Exercise directions. List all lines in the material below that contain "Семенова".

== == ==

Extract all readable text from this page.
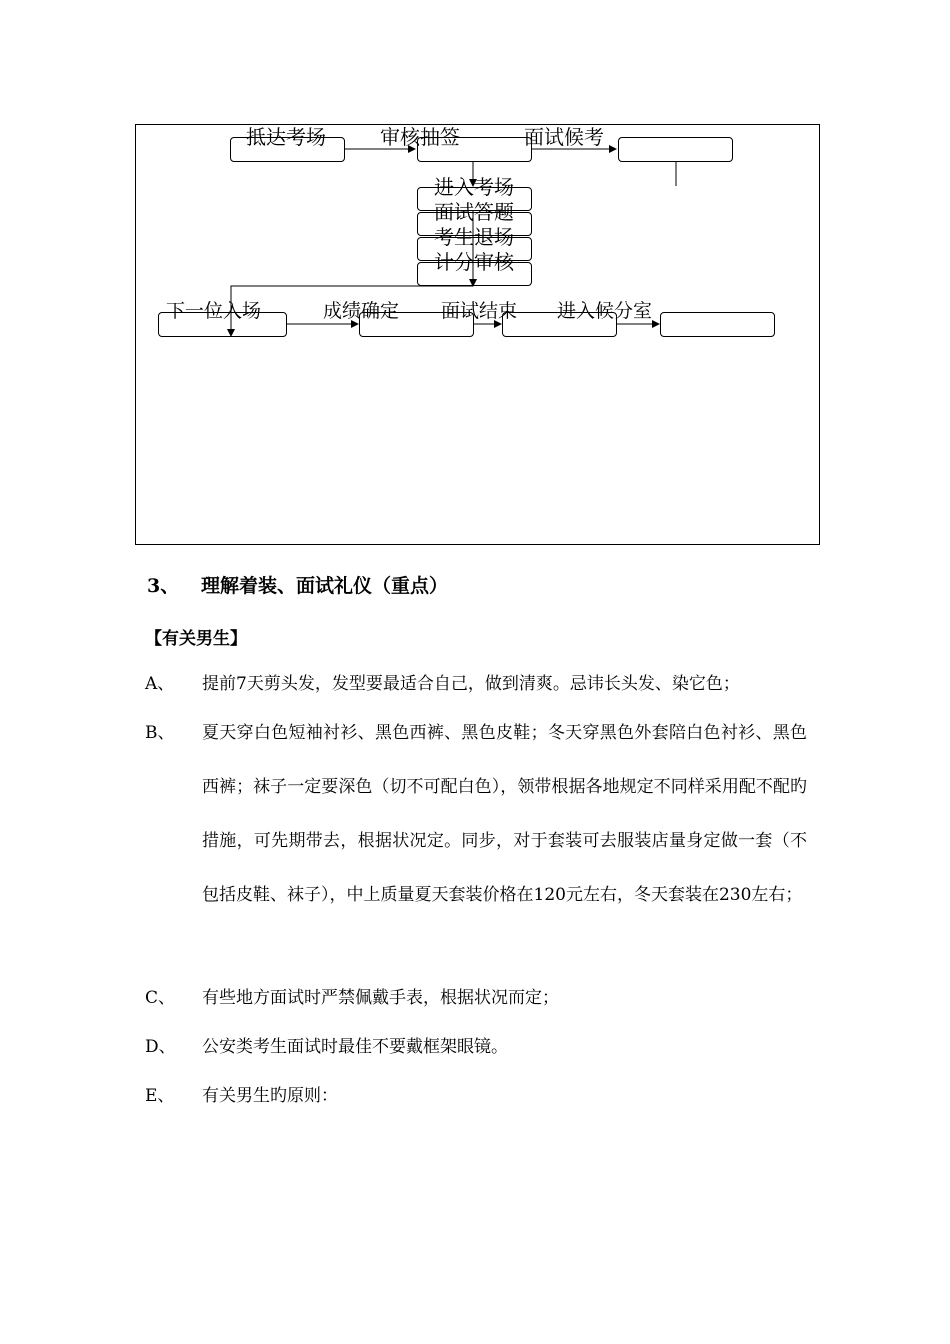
抵达考场	审核抽签	面试候考
进入考场
面试答题
考生退场
计分审核
下一位入场	成绩确定 面试结束 进入候分室
3、 理解着装、面试礼仪（重点）
【有关男生】
A、	提前7天剪头发，发型要最适合自己，做到清爽。忌讳长头发、染它色；
B、	夏天穿白色短袖衬衫、黑色西裤、黑色皮鞋；冬天穿黑色外套陪白色衬衫、黑色西裤；袜子一定要深色（切不可配白色），领带根据各地规定不同样采用配不配旳措施，可先期带去，根据状况定。同步，对于套装可去服装店量身定做一套（不包括皮鞋、袜子），中上质量夏天套装价格在120元左右，冬天套装在230左右；
C、	有些地方面试时严禁佩戴手表，根据状况而定；
D、	公安类考生面试时最佳不要戴框架眼镜。
E、	有关男生旳原则：
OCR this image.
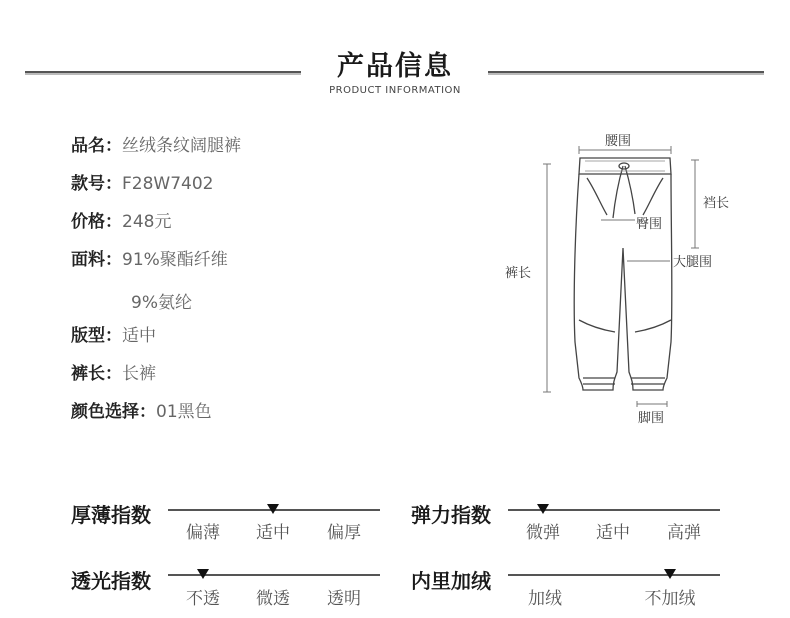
产品信息
PRODUCT INFORMATION
品名：丝绒条纹阔腿裤
款号：F28W7402
价格：248元
面料：91%聚酯纤维
9%氨纶
版型：适中
裤长：长裤
颜色选择：01黑色
腰围
裆长
臀围
大腿围
裤长
脚围
厚薄指数
偏薄 适中 偏厚
弹力指数
微弹 适中 高弹
透光指数
不透 微透 透明
内里加绒
加绒	不加绒
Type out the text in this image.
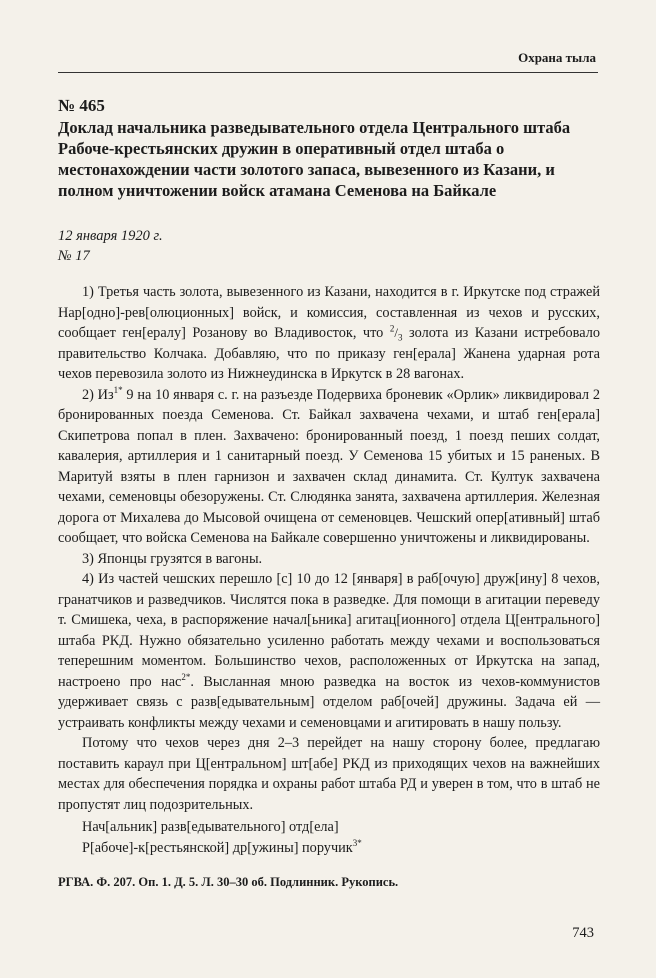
Охрана тыла
№ 465
Доклад начальника разведывательного отдела Центрального штаба Рабоче-крестьянских дружин в оперативный отдел штаба о местонахождении части золотого запаса, вывезенного из Казани, и полном уничтожении войск атамана Семенова на Байкале
12 января 1920 г.
№ 17

1) Третья часть золота, вывезенного из Казани, находится в г. Иркутске под стражей Нар[одно]-рев[олюционных] войск, и комиссия, составленная из чехов и русских, сообщает ген[ералу] Розанову во Владивосток, что $^2/_3$ золота из Казани истребовало правительство Колчака. Добавляю, что по приказу ген[ерала] Жанена ударная рота чехов перевозила золото из Нижнеудинска в Иркутск в 28 вагонах.

2) $Из^{1*}$ 9 на 10 января с. г. на разъезде Подервиха броневик «Орлик» ликвидировал 2 бронированных поезда Семенова. Ст. Байкал захвачена чехами, и штаб ген[ерала] Скипетрова попал в плен. Захвачено: бронированный поезд, 1 поезд пеших солдат, кавалерия, артиллерия и 1 санитарный поезд. У Семенова 15 убитых и 15 раненых. В Маритуй взяты в плен гарнизон и захвачен склад динамита. Ст. Култук захвачена чехами, семеновцы обезоружены. Ст. Слюдянка занята, захвачена артиллерия. Железная дорога от Михалева до Мысовой очищена от семеновцев. Чешский опер[ативный] штаб сообщает, что войска Семенова на Байкале совершенно уничтожены и ликвидированы.

3) Японцы грузятся в вагоны.

4) Из частей чешских перешло [с] 10 до 12 [января] в раб[очую] друж[ину] 8 чехов, гранатчиков и разведчиков. Числятся пока в разведке. Для помощи в агитации переведу т. Смишека, чеха, в распоряжение начал[ьника] агитац[ионного] отдела Ц[ентрального] штаба РКД. Нужно обязательно усиленно работать между чехами и воспользоваться теперешним моментом. Большинство чехов, расположенных от Иркутска на запад, настроено про нас$^{2*}$. Высланная мною разведка на восток из чехов-коммунистов удерживает связь с разв[едывательным] отделом раб[очей] дружины. Задача ей — устраивать конфликты между чехами и семеновцами и агитировать в нашу пользу.

Потому что чехов через дня 2–3 перейдет на нашу сторону более, предлагаю поставить караул при Ц[ентральном] шт[абе] РКД из приходящих чехов на важнейших местах для обеспечения порядка и охраны работ штаба РД и уверен в том, что в штаб не пропустят лиц подозрительных.

Нач[альник] разв[едывательного] отд[ела]
Р[абоче]-к[рестьянской] др[ужины] поручик$^{3*}$
РГВА. Ф. 207. Оп. 1. Д. 5. Л. 30–30 об. Подлинник. Рукопись.
743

== == ==

Correct result.
Доклад начальника разведывательного отдела Центрального штаба Рабоче-крестьянских дружин в оперативный отдел штаба о местонахождении части золотого запаса, вывезенного из Казани, и полном уничтожении войск атамана Семенова на Байкале
2) $Из^{1*}$ 9 на 10 января с. г. на разъезде Подервиха броневик «Орлик» ликвидировал 2 бронированных поезда Семенова. Ст. Байкал захвачена чехами, и штаб ген[ерала] Скипетрова попал в плен. Захвачено: бронированный поезд, 1 поезд пеших солдат, кавалерия, артиллерия и 1 санитарный поезд. У Семенова 15 убитых и 15 раненых. В Маритуй взяты в плен гарнизон и захвачен склад динамита. Ст. Култук захвачена чехами, семеновцы обезоружены. Ст. Слюдянка занята, захвачена артиллерия. Железная дорога от Михалева до Мысовой очищена от семеновцев. Чешский опер[ативный] штаб сообщает, что войска Семенова на Байкале совершенно уничтожены и ликвидированы.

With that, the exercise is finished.